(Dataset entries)
******

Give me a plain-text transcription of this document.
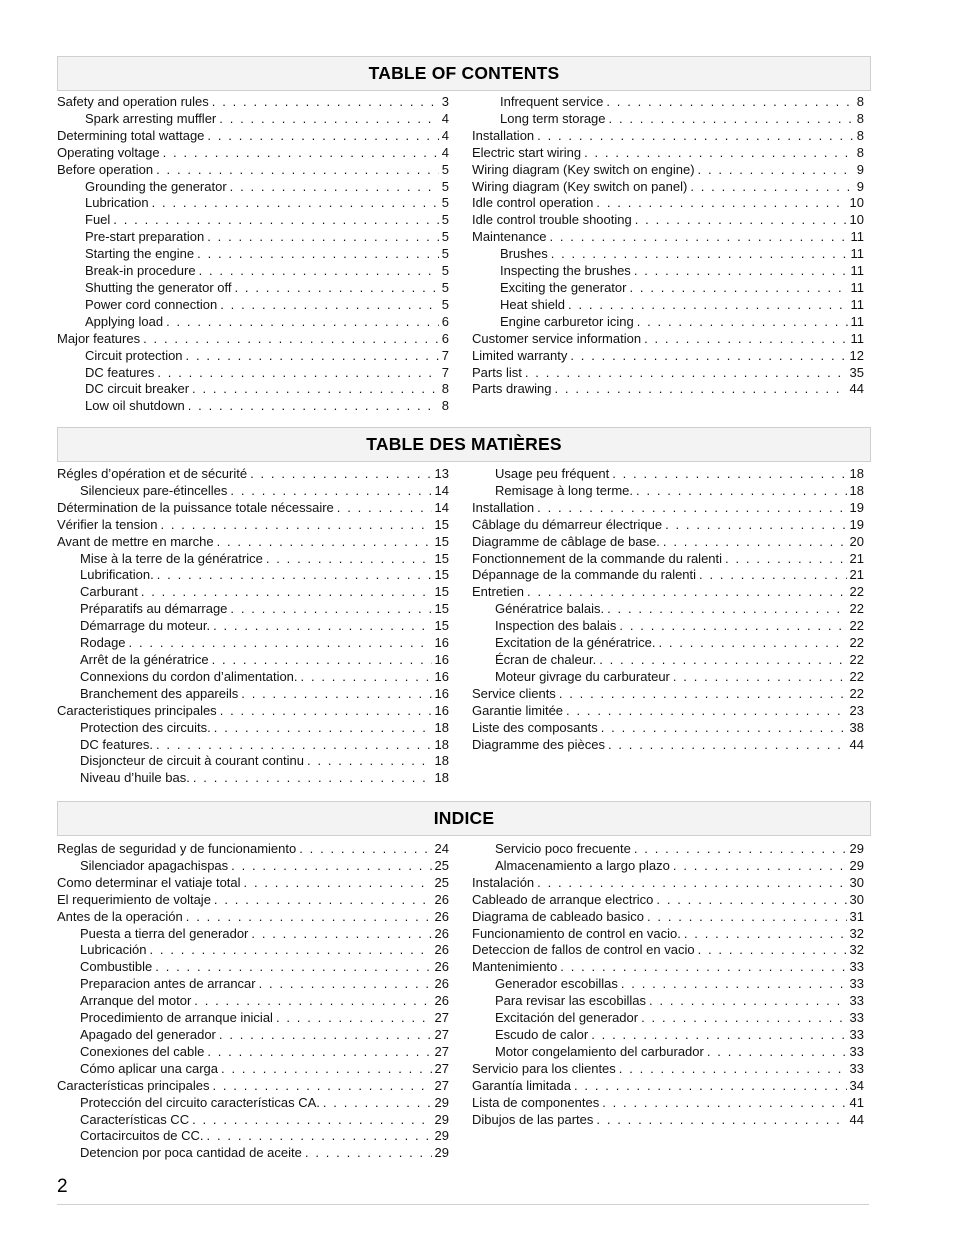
TABLE OF CONTENTS
TABLE DES MATIÈRES
INDICE
Safety and operation rules . . .	3
Spark arresting muffler . . .	4
Determining total wattage . . .	4
Operating voltage . . .	4
Before operation . . .	5
Grounding the generator . . .	5
Lubrication . . .	5
Fuel . . .	5
Pre-start preparation . . .	5
Starting the engine . . .	5
Break-in procedure . . .	5
Shutting the generator off . . .	5
Power cord connection . . .	5
Applying load . . .	6
Major features . . .	6
Circuit protection . . .	7
DC features . . .	7
DC circuit breaker . . .	8
Low oil shutdown . . .	8
Infrequent service . . .	8
Long term storage . . .	8
Installation . . .	8
Electric start wiring . . .	8
Wiring diagram (Key switch on engine) . . .	9
Wiring diagram (Key switch on panel) . . .	9
Idle control operation . . .	10
Idle control trouble shooting . . .	10
Maintenance . . .	11
Brushes . . .	11
Inspecting the brushes . . .	11
Exciting the generator . . .	11
Heat shield . . .	11
Engine carburetor icing . . .	11
Customer service information . . .	11
Limited warranty . . .	12
Parts list . . .	35
Parts drawing . . .	44
Régles d’opération et de sécurité . . .	13
Silencieux pare-étincelles . . .	14
Détermination de la puissance totale nécessaire . . .	14
Vérifier la tension . . .	15
Avant de mettre en marche . . .	15
Mise à la terre de la génératrice . . .	15
Lubrification. . . .	15
Carburant . . .	15
Préparatifs au démarrage . . .	15
Démarrage du moteur. . . .	15
Rodage . . .	16
Arrêt de la génératrice . . .	16
Connexions du cordon d’alimentation. . . .	16
Branchement des appareils . . .	16
Caracteristiques principales . . .	16
Protection des circuits. . . .	18
DC features. . . .	18
Disjoncteur de circuit à courant continu . . .	18
Niveau d’huile bas. . . .	18
Usage peu fréquent . . .	18
Remisage à long terme. . . .	18
Installation . . .	19
Câblage du démarreur électrique . . .	19
Diagramme de câblage de base. . . .	20
Fonctionnement de la commande du ralenti . . .	21
Dépannage de la commande du ralenti . . .	21
Entretien . . .	22
Génératrice balais. . . .	22
Inspection des balais . . .	22
Excitation de la génératrice. . . .	22
Écran de chaleur. . . .	22
Moteur givrage du carburateur . . .	22
Service clients . . .	22
Garantie limitée . . .	23
Liste des composants . . .	38
Diagramme des pièces . . .	44
Reglas de seguridad y de funcionamiento . . .	24
Silenciador apagachispas . . .	25
Como determinar el vatiaje total . . .	25
El requerimiento de voltaje . . .	26
Antes de la operación . . .	26
Puesta a tierra del generador . . .	26
Lubricación . . .	26
Combustible . . .	26
Preparacion antes de arrancar . . .	26
Arranque del motor . . .	26
Procedimiento de arranque inicial . . .	27
Apagado del generador . . .	27
Conexiones del cable . . .	27
Cómo aplicar una carga . . .	27
Características principales . . .	27
Protección del circuito características CA. . . .	29
Características CC . . .	29
Cortacircuitos de CC. . . .	29
Detencion por poca cantidad de aceite . . .	29
Servicio poco frecuente . . .	29
Almacenamiento a largo plazo . . .	29
Instalación . . .	30
Cableado de arranque electrico . . .	30
Diagrama de cableado basico . . .	31
Funcionamiento de control en vacio. . . .	32
Deteccion de fallos de control en vacio . . .	32
Mantenimiento . . .	33
Generador escobillas . . .	33
Para revisar las escobillas . . .	33
Excitación del generador . . .	33
Escudo de calor . . .	33
Motor congelamiento del carburador . . .	33
Servicio para los clientes . . .	33
Garantía limitada . . .	34
Lista de componentes . . .	41
Dibujos de las partes . . .	44
2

******

(EXERCISE REQUIREMENTS): Look through the entries above and list every line containing "commande".

(THE SOLUTION):
Fonctionnement de la commande du ralenti . . .	21
Dépannage de la commande du ralenti . . .	21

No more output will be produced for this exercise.